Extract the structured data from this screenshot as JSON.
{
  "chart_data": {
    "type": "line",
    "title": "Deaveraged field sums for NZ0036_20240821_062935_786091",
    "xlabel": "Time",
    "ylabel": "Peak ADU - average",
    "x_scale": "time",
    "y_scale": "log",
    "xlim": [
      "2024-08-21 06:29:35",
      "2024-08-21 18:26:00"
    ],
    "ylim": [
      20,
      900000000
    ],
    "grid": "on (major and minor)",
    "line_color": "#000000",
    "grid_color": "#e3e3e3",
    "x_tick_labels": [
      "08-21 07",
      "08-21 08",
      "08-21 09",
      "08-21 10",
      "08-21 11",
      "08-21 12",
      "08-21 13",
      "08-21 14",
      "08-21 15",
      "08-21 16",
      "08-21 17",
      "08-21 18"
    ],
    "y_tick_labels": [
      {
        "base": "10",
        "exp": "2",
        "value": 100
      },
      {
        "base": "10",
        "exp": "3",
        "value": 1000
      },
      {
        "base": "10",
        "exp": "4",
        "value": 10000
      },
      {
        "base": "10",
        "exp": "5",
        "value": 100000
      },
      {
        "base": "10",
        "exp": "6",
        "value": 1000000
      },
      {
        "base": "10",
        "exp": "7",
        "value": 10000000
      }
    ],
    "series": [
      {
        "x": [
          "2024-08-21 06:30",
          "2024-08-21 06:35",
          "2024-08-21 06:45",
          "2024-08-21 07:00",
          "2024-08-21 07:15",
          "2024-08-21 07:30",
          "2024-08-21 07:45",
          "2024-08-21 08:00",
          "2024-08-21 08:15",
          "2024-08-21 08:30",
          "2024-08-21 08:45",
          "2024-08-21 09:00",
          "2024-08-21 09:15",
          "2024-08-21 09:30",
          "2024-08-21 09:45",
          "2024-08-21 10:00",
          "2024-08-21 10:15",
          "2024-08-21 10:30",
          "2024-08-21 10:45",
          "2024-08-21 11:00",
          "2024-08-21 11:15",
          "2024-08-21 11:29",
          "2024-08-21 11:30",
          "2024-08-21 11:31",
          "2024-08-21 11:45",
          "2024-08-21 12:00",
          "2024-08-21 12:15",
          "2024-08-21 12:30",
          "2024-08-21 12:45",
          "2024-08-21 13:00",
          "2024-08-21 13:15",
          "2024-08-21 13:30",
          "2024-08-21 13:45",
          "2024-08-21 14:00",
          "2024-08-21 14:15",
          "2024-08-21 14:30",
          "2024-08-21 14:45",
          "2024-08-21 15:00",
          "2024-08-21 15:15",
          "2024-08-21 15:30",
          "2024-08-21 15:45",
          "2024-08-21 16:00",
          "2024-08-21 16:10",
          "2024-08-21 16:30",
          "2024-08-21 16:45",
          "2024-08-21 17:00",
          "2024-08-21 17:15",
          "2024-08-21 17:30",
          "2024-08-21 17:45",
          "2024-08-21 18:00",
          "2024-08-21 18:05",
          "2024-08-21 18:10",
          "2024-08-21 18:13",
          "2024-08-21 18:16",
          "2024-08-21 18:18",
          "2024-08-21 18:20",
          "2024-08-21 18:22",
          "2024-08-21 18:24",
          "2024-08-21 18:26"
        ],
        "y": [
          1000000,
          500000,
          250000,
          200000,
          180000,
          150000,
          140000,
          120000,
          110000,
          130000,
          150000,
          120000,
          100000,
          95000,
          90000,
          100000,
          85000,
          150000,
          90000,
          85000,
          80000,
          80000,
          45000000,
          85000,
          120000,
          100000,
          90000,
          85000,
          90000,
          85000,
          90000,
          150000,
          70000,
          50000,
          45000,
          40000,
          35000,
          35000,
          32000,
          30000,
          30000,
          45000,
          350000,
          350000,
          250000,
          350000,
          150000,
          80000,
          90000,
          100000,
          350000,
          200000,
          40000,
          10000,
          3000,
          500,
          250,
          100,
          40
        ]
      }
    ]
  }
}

※ ※ ※

Quote each line of the data above exactly as written.

Extract the structured data from this screenshot as JSON.
{
  "chart_data": {
    "type": "line",
    "title": "Deaveraged field sums for NZ0036_20240821_062935_786091",
    "xlabel": "Time",
    "ylabel": "Peak ADU - average",
    "x_scale": "time",
    "y_scale": "log",
    "xlim": [
      "2024-08-21 06:29:35",
      "2024-08-21 18:26:00"
    ],
    "ylim": [
      20,
      900000000
    ],
    "grid": "on (major and minor)",
    "line_color": "#000000",
    "grid_color": "#e3e3e3",
    "x_tick_labels": [
      "08-21 07",
      "08-21 08",
      "08-21 09",
      "08-21 10",
      "08-21 11",
      "08-21 12",
      "08-21 13",
      "08-21 14",
      "08-21 15",
      "08-21 16",
      "08-21 17",
      "08-21 18"
    ],
    "y_tick_labels": [
      {
        "base": "10",
        "exp": "2",
        "value": 100
      },
      {
        "base": "10",
        "exp": "3",
        "value": 1000
      },
      {
        "base": "10",
        "exp": "4",
        "value": 10000
      },
      {
        "base": "10",
        "exp": "5",
        "value": 100000
      },
      {
        "base": "10",
        "exp": "6",
        "value": 1000000
      },
      {
        "base": "10",
        "exp": "7",
        "value": 10000000
      }
    ],
    "series": [
      {
        "x": [
          "2024-08-21 06:30",
          "2024-08-21 06:35",
          "2024-08-21 06:45",
          "2024-08-21 07:00",
          "2024-08-21 07:15",
          "2024-08-21 07:30",
          "2024-08-21 07:45",
          "2024-08-21 08:00",
          "2024-08-21 08:15",
          "2024-08-21 08:30",
          "2024-08-21 08:45",
          "2024-08-21 09:00",
          "2024-08-21 09:15",
          "2024-08-21 09:30",
          "2024-08-21 09:45",
          "2024-08-21 10:00",
          "2024-08-21 10:15",
          "2024-08-21 10:30",
          "2024-08-21 10:45",
          "2024-08-21 11:00",
          "2024-08-21 11:15",
          "2024-08-21 11:29",
          "2024-08-21 11:30",
          "2024-08-21 11:31",
          "2024-08-21 11:45",
          "2024-08-21 12:00",
          "2024-08-21 12:15",
          "2024-08-21 12:30",
          "2024-08-21 12:45",
          "2024-08-21 13:00",
          "2024-08-21 13:15",
          "2024-08-21 13:30",
          "2024-08-21 13:45",
          "2024-08-21 14:00",
          "2024-08-21 14:15",
          "2024-08-21 14:30",
          "2024-08-21 14:45",
          "2024-08-21 15:00",
          "2024-08-21 15:15",
          "2024-08-21 15:30",
          "2024-08-21 15:45",
          "2024-08-21 16:00",
          "2024-08-21 16:10",
          "2024-08-21 16:30",
          "2024-08-21 16:45",
          "2024-08-21 17:00",
          "2024-08-21 17:15",
          "2024-08-21 17:30",
          "2024-08-21 17:45",
          "2024-08-21 18:00",
          "2024-08-21 18:05",
          "2024-08-21 18:10",
          "2024-08-21 18:13",
          "2024-08-21 18:16",
          "2024-08-21 18:18",
          "2024-08-21 18:20",
          "2024-08-21 18:22",
          "2024-08-21 18:24",
          "2024-08-21 18:26"
        ],
        "y": [
          1000000,
          500000,
          250000,
          200000,
          180000,
          150000,
          140000,
          120000,
          110000,
          130000,
          150000,
          120000,
          100000,
          95000,
          90000,
          100000,
          85000,
          150000,
          90000,
          85000,
          80000,
          80000,
          45000000,
          85000,
          120000,
          100000,
          90000,
          85000,
          90000,
          85000,
          90000,
          150000,
          70000,
          50000,
          45000,
          40000,
          35000,
          35000,
          32000,
          30000,
          30000,
          45000,
          350000,
          350000,
          250000,
          350000,
          150000,
          80000,
          90000,
          100000,
          350000,
          200000,
          40000,
          10000,
          3000,
          500,
          250,
          100,
          40
        ]
      }
    ]
  }
}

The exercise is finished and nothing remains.